_GIVEN RECORDS_.

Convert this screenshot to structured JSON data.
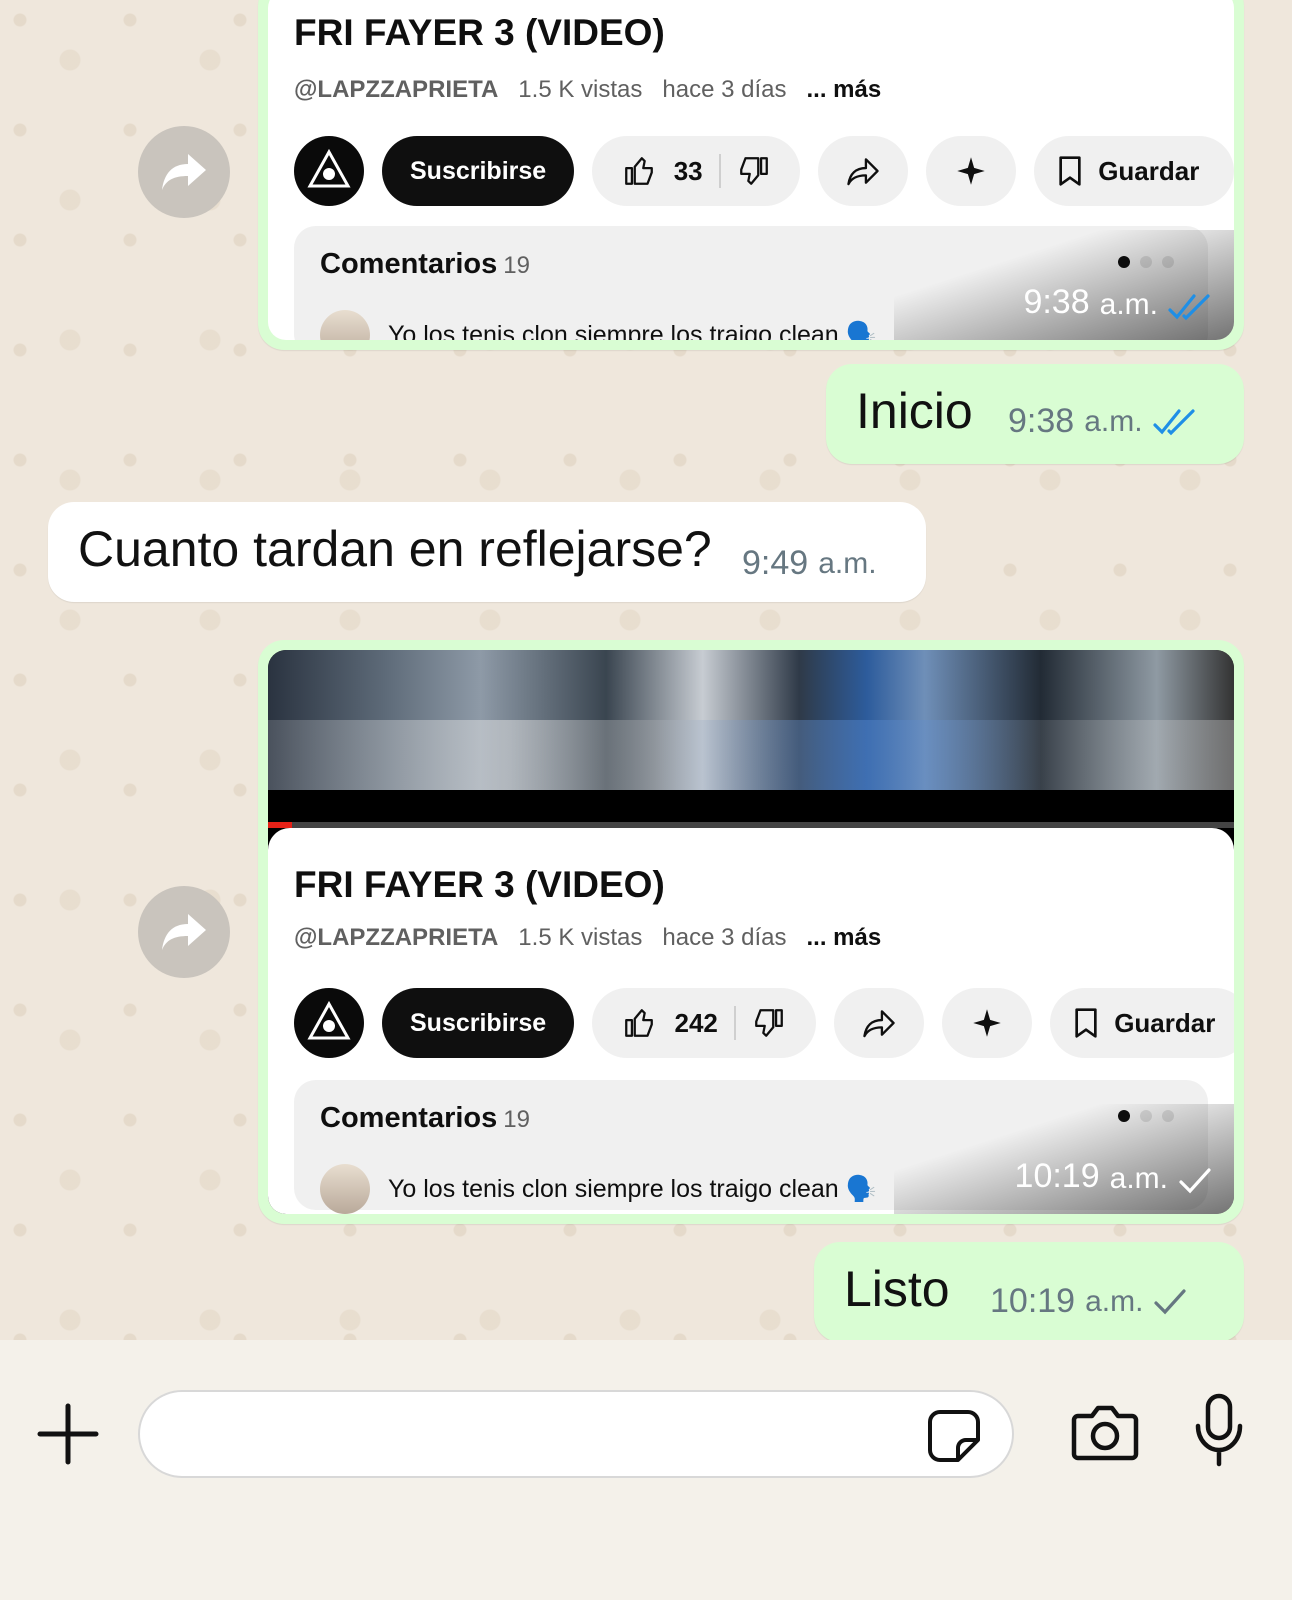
{
  "messages": {
    "m1": {
      "title": "FRI FAYER 3 (VIDEO)",
      "channel": "@LAPZZAPRIETA",
      "views": "1.5 K vistas",
      "age": "hace 3 días",
      "more": "... más",
      "subscribe": "Suscribirse",
      "likes": "33",
      "save": "Guardar",
      "comments_label": "Comentarios",
      "comments_count": "19",
      "comment_preview": "Yo los tenis clon siempre los traigo clean 🗣️",
      "time": "9:38",
      "ampm": "a.m.",
      "status": "read"
    },
    "m2": {
      "text": "Inicio",
      "time": "9:38",
      "ampm": "a.m.",
      "status": "read"
    },
    "m3": {
      "text": "Cuanto tardan en reflejarse?",
      "time": "9:49",
      "ampm": "a.m."
    },
    "m4": {
      "title": "FRI FAYER 3 (VIDEO)",
      "channel": "@LAPZZAPRIETA",
      "views": "1.5 K vistas",
      "age": "hace 3 días",
      "more": "... más",
      "subscribe": "Suscribirse",
      "likes": "242",
      "save": "Guardar",
      "comments_label": "Comentarios",
      "comments_count": "19",
      "comment_preview": "Yo los tenis clon siempre los traigo clean 🗣️",
      "time": "10:19",
      "ampm": "a.m.",
      "status": "sent"
    },
    "m5": {
      "text": "Listo",
      "time": "10:19",
      "ampm": "a.m.",
      "status": "sent"
    }
  },
  "colors": {
    "outgoing_bubble": "#d9fdd3",
    "incoming_bubble": "#ffffff",
    "read_tick": "#1f8fe6",
    "sent_tick": "#667781"
  },
  "input": {
    "placeholder": ""
  },
  "icons": [
    "forward-icon",
    "like-icon",
    "dislike-icon",
    "share-icon",
    "sparkle-icon",
    "bookmark-icon",
    "plus-icon",
    "sticker-icon",
    "camera-icon",
    "microphone-icon"
  ]
}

_WHAT TO DO_. The entries above should be reproduced exactly, without their pictures.

_RESULT OF THE EXERCISE_.
Convert this screenshot to structured JSON data.
{
  "messages": {
    "m1": {
      "title": "FRI FAYER 3 (VIDEO)",
      "channel": "@LAPZZAPRIETA",
      "views": "1.5 K vistas",
      "age": "hace 3 días",
      "more": "... más",
      "subscribe": "Suscribirse",
      "likes": "33",
      "save": "Guardar",
      "comments_label": "Comentarios",
      "comments_count": "19",
      "comment_preview": "Yo los tenis clon siempre los traigo clean 🗣️",
      "time": "9:38",
      "ampm": "a.m.",
      "status": "read"
    },
    "m2": {
      "text": "Inicio",
      "time": "9:38",
      "ampm": "a.m.",
      "status": "read"
    },
    "m3": {
      "text": "Cuanto tardan en reflejarse?",
      "time": "9:49",
      "ampm": "a.m."
    },
    "m4": {
      "title": "FRI FAYER 3 (VIDEO)",
      "channel": "@LAPZZAPRIETA",
      "views": "1.5 K vistas",
      "age": "hace 3 días",
      "more": "... más",
      "subscribe": "Suscribirse",
      "likes": "242",
      "save": "Guardar",
      "comments_label": "Comentarios",
      "comments_count": "19",
      "comment_preview": "Yo los tenis clon siempre los traigo clean 🗣️",
      "time": "10:19",
      "ampm": "a.m.",
      "status": "sent"
    },
    "m5": {
      "text": "Listo",
      "time": "10:19",
      "ampm": "a.m.",
      "status": "sent"
    }
  },
  "colors": {
    "outgoing_bubble": "#d9fdd3",
    "incoming_bubble": "#ffffff",
    "read_tick": "#1f8fe6",
    "sent_tick": "#667781"
  },
  "input": {
    "placeholder": ""
  },
  "icons": [
    "forward-icon",
    "like-icon",
    "dislike-icon",
    "share-icon",
    "sparkle-icon",
    "bookmark-icon",
    "plus-icon",
    "sticker-icon",
    "camera-icon",
    "microphone-icon"
  ]
}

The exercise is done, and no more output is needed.